## Problem statement
Exactly reproduce each entry, leaving out nothing.

--- BEGIN Provided records ---

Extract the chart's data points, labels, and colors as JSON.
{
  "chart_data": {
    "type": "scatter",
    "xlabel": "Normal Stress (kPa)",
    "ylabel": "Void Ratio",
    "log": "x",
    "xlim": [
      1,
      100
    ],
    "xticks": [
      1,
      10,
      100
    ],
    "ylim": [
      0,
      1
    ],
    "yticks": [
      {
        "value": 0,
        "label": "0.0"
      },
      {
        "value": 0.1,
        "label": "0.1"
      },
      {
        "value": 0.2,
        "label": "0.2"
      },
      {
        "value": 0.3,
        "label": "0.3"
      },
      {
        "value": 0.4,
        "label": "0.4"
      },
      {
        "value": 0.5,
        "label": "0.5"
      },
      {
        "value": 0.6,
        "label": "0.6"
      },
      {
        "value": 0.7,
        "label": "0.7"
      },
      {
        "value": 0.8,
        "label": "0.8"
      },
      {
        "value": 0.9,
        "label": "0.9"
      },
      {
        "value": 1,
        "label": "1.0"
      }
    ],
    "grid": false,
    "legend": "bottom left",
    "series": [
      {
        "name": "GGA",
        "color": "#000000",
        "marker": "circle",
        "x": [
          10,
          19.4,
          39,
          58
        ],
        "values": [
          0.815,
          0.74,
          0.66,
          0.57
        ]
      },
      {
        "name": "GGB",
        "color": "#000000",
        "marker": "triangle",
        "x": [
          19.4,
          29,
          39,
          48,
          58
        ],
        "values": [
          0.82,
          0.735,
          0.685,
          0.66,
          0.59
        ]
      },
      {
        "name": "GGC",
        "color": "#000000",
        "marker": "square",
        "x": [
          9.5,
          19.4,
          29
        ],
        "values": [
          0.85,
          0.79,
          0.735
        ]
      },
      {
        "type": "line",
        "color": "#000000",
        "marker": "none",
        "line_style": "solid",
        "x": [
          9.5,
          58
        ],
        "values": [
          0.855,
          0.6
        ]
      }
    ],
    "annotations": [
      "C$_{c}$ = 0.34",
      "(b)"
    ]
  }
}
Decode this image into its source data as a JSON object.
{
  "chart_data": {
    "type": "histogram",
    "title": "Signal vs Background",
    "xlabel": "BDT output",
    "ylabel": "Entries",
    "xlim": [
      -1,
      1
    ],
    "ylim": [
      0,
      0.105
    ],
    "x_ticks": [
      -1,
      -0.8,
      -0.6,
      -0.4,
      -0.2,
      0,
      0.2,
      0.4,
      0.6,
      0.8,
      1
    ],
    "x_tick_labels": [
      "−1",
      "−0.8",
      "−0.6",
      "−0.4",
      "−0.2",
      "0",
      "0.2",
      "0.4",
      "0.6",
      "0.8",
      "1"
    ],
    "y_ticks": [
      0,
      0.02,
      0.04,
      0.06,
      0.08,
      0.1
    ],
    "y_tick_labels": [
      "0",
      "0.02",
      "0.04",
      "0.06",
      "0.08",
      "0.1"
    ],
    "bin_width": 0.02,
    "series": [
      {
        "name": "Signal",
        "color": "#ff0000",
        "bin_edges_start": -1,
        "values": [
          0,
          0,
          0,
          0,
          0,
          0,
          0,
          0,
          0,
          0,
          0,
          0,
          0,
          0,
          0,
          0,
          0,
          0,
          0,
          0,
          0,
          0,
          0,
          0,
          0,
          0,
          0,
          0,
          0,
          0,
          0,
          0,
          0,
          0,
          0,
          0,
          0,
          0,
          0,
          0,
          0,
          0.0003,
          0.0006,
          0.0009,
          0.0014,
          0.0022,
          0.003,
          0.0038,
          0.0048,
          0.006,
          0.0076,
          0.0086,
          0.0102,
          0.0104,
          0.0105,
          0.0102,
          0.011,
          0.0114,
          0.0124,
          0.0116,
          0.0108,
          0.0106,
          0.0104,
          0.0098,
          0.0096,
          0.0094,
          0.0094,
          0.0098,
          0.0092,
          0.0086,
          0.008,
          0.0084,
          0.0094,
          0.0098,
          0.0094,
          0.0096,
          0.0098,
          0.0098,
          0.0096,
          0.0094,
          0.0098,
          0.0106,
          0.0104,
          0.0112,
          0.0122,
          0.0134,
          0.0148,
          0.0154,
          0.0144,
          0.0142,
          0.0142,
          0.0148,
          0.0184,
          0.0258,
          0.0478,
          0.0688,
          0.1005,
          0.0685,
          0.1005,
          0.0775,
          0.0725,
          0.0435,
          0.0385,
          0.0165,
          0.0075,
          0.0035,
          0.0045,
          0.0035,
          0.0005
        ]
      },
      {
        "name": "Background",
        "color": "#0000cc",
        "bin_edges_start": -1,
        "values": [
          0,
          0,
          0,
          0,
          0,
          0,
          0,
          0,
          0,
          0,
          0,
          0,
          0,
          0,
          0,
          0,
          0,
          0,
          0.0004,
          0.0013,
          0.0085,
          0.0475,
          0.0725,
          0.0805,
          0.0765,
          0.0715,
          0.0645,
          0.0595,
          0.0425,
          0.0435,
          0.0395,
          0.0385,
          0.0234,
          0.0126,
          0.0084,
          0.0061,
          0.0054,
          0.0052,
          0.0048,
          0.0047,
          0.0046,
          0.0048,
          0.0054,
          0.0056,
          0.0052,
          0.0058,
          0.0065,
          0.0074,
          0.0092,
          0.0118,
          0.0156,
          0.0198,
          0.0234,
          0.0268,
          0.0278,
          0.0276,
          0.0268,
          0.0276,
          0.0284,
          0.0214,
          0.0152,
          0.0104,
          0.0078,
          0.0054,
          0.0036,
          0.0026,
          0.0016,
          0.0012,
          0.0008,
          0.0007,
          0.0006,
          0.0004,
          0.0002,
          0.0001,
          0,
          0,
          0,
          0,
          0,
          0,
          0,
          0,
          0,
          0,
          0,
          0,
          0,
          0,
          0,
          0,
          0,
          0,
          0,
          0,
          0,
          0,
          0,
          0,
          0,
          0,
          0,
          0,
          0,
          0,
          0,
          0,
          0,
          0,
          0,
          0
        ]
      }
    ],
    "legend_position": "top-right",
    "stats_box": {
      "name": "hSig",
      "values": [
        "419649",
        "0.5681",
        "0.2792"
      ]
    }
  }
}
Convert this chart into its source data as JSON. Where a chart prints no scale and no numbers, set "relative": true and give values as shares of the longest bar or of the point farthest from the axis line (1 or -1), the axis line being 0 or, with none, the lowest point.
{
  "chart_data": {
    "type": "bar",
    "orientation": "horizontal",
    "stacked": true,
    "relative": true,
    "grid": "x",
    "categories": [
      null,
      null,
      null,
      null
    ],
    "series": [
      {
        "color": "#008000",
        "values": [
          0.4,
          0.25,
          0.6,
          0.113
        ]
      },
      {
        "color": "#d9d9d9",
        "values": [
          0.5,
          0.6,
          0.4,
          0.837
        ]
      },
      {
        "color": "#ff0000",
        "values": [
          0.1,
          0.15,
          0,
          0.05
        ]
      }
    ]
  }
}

--- END Provided records ---

## Response for this exercise
Extract the chart's data points, labels, and colors as JSON.
{
  "chart_data": {
    "type": "scatter",
    "xlabel": "Normal Stress (kPa)",
    "ylabel": "Void Ratio",
    "log": "x",
    "xlim": [
      1,
      100
    ],
    "xticks": [
      1,
      10,
      100
    ],
    "ylim": [
      0,
      1
    ],
    "yticks": [
      {
        "value": 0,
        "label": "0.0"
      },
      {
        "value": 0.1,
        "label": "0.1"
      },
      {
        "value": 0.2,
        "label": "0.2"
      },
      {
        "value": 0.3,
        "label": "0.3"
      },
      {
        "value": 0.4,
        "label": "0.4"
      },
      {
        "value": 0.5,
        "label": "0.5"
      },
      {
        "value": 0.6,
        "label": "0.6"
      },
      {
        "value": 0.7,
        "label": "0.7"
      },
      {
        "value": 0.8,
        "label": "0.8"
      },
      {
        "value": 0.9,
        "label": "0.9"
      },
      {
        "value": 1,
        "label": "1.0"
      }
    ],
    "grid": false,
    "legend": "bottom left",
    "series": [
      {
        "name": "GGA",
        "color": "#000000",
        "marker": "circle",
        "x": [
          10,
          19.4,
          39,
          58
        ],
        "values": [
          0.815,
          0.74,
          0.66,
          0.57
        ]
      },
      {
        "name": "GGB",
        "color": "#000000",
        "marker": "triangle",
        "x": [
          19.4,
          29,
          39,
          48,
          58
        ],
        "values": [
          0.82,
          0.735,
          0.685,
          0.66,
          0.59
        ]
      },
      {
        "name": "GGC",
        "color": "#000000",
        "marker": "square",
        "x": [
          9.5,
          19.4,
          29
        ],
        "values": [
          0.85,
          0.79,
          0.735
        ]
      },
      {
        "type": "line",
        "color": "#000000",
        "marker": "none",
        "line_style": "solid",
        "x": [
          9.5,
          58
        ],
        "values": [
          0.855,
          0.6
        ]
      }
    ],
    "annotations": [
      "C$_{c}$ = 0.34",
      "(b)"
    ]
  }
}
Decode this image into its source data as a JSON object.
{
  "chart_data": {
    "type": "histogram",
    "title": "Signal vs Background",
    "xlabel": "BDT output",
    "ylabel": "Entries",
    "xlim": [
      -1,
      1
    ],
    "ylim": [
      0,
      0.105
    ],
    "x_ticks": [
      -1,
      -0.8,
      -0.6,
      -0.4,
      -0.2,
      0,
      0.2,
      0.4,
      0.6,
      0.8,
      1
    ],
    "x_tick_labels": [
      "−1",
      "−0.8",
      "−0.6",
      "−0.4",
      "−0.2",
      "0",
      "0.2",
      "0.4",
      "0.6",
      "0.8",
      "1"
    ],
    "y_ticks": [
      0,
      0.02,
      0.04,
      0.06,
      0.08,
      0.1
    ],
    "y_tick_labels": [
      "0",
      "0.02",
      "0.04",
      "0.06",
      "0.08",
      "0.1"
    ],
    "bin_width": 0.02,
    "series": [
      {
        "name": "Signal",
        "color": "#ff0000",
        "bin_edges_start": -1,
        "values": [
          0,
          0,
          0,
          0,
          0,
          0,
          0,
          0,
          0,
          0,
          0,
          0,
          0,
          0,
          0,
          0,
          0,
          0,
          0,
          0,
          0,
          0,
          0,
          0,
          0,
          0,
          0,
          0,
          0,
          0,
          0,
          0,
          0,
          0,
          0,
          0,
          0,
          0,
          0,
          0,
          0,
          0.0003,
          0.0006,
          0.0009,
          0.0014,
          0.0022,
          0.003,
          0.0038,
          0.0048,
          0.006,
          0.0076,
          0.0086,
          0.0102,
          0.0104,
          0.0105,
          0.0102,
          0.011,
          0.0114,
          0.0124,
          0.0116,
          0.0108,
          0.0106,
          0.0104,
          0.0098,
          0.0096,
          0.0094,
          0.0094,
          0.0098,
          0.0092,
          0.0086,
          0.008,
          0.0084,
          0.0094,
          0.0098,
          0.0094,
          0.0096,
          0.0098,
          0.0098,
          0.0096,
          0.0094,
          0.0098,
          0.0106,
          0.0104,
          0.0112,
          0.0122,
          0.0134,
          0.0148,
          0.0154,
          0.0144,
          0.0142,
          0.0142,
          0.0148,
          0.0184,
          0.0258,
          0.0478,
          0.0688,
          0.1005,
          0.0685,
          0.1005,
          0.0775,
          0.0725,
          0.0435,
          0.0385,
          0.0165,
          0.0075,
          0.0035,
          0.0045,
          0.0035,
          0.0005
        ]
      },
      {
        "name": "Background",
        "color": "#0000cc",
        "bin_edges_start": -1,
        "values": [
          0,
          0,
          0,
          0,
          0,
          0,
          0,
          0,
          0,
          0,
          0,
          0,
          0,
          0,
          0,
          0,
          0,
          0,
          0.0004,
          0.0013,
          0.0085,
          0.0475,
          0.0725,
          0.0805,
          0.0765,
          0.0715,
          0.0645,
          0.0595,
          0.0425,
          0.0435,
          0.0395,
          0.0385,
          0.0234,
          0.0126,
          0.0084,
          0.0061,
          0.0054,
          0.0052,
          0.0048,
          0.0047,
          0.0046,
          0.0048,
          0.0054,
          0.0056,
          0.0052,
          0.0058,
          0.0065,
          0.0074,
          0.0092,
          0.0118,
          0.0156,
          0.0198,
          0.0234,
          0.0268,
          0.0278,
          0.0276,
          0.0268,
          0.0276,
          0.0284,
          0.0214,
          0.0152,
          0.0104,
          0.0078,
          0.0054,
          0.0036,
          0.0026,
          0.0016,
          0.0012,
          0.0008,
          0.0007,
          0.0006,
          0.0004,
          0.0002,
          0.0001,
          0,
          0,
          0,
          0,
          0,
          0,
          0,
          0,
          0,
          0,
          0,
          0,
          0,
          0,
          0,
          0,
          0,
          0,
          0,
          0,
          0,
          0,
          0,
          0,
          0,
          0,
          0,
          0,
          0,
          0,
          0,
          0,
          0,
          0,
          0,
          0
        ]
      }
    ],
    "legend_position": "top-right",
    "stats_box": {
      "name": "hSig",
      "values": [
        "419649",
        "0.5681",
        "0.2792"
      ]
    }
  }
}
Convert this chart into its source data as JSON. Where a chart prints no scale and no numbers, set "relative": true and give values as shares of the longest bar or of the point farthest from the axis line (1 or -1), the axis line being 0 or, with none, the lowest point.
{
  "chart_data": {
    "type": "bar",
    "orientation": "horizontal",
    "stacked": true,
    "relative": true,
    "grid": "x",
    "categories": [
      null,
      null,
      null,
      null
    ],
    "series": [
      {
        "color": "#008000",
        "values": [
          0.4,
          0.25,
          0.6,
          0.113
        ]
      },
      {
        "color": "#d9d9d9",
        "values": [
          0.5,
          0.6,
          0.4,
          0.837
        ]
      },
      {
        "color": "#ff0000",
        "values": [
          0.1,
          0.15,
          0,
          0.05
        ]
      }
    ]
  }
}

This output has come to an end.